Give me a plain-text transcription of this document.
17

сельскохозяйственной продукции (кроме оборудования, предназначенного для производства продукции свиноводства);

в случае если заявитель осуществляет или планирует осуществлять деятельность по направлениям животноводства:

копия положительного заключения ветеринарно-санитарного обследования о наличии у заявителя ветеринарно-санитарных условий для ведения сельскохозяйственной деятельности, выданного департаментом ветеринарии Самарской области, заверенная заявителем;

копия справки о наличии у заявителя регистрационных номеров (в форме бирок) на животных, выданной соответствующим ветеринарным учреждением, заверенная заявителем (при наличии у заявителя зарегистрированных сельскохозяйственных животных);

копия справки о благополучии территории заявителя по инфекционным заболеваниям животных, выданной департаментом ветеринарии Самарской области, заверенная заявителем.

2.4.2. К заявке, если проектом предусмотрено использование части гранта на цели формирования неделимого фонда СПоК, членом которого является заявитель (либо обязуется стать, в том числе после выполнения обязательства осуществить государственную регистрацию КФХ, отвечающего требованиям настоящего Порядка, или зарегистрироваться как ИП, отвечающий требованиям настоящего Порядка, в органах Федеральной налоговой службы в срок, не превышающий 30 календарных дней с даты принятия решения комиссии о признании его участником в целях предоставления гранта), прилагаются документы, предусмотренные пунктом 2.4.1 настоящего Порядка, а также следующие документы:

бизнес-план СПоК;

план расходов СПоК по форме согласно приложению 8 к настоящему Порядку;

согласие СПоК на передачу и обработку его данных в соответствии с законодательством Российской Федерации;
= = = = =
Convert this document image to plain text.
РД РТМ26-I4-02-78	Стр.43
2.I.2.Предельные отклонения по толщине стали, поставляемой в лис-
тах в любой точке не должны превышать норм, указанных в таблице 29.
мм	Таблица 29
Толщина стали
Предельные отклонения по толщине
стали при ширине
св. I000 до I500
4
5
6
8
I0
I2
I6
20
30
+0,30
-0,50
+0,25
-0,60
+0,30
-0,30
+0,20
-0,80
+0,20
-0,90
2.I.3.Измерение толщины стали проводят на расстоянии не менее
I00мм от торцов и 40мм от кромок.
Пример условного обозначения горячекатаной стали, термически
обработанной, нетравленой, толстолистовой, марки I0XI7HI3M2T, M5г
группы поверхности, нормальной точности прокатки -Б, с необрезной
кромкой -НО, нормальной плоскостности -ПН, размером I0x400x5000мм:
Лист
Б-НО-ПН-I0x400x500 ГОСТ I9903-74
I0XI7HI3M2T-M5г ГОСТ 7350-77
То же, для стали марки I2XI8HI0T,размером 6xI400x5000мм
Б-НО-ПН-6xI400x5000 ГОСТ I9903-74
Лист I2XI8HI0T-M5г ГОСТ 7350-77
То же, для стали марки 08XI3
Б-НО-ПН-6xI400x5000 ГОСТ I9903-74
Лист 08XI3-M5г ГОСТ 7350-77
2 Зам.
= = = = =
▶ **SET PROBLEM**
Using the listing above, show every line that includes the string "ГОСТ".

▶ **SOLVED PROBLEM**
Б-НО-ПН-I0x400x500 ГОСТ I9903-74
I0XI7HI3M2T-M5г ГОСТ 7350-77
Б-НО-ПН-6xI400x5000 ГОСТ I9903-74
Лист I2XI8HI0T-M5г ГОСТ 7350-77
Б-НО-ПН-6xI400x5000 ГОСТ I9903-74
Лист 08XI3-M5г ГОСТ 7350-77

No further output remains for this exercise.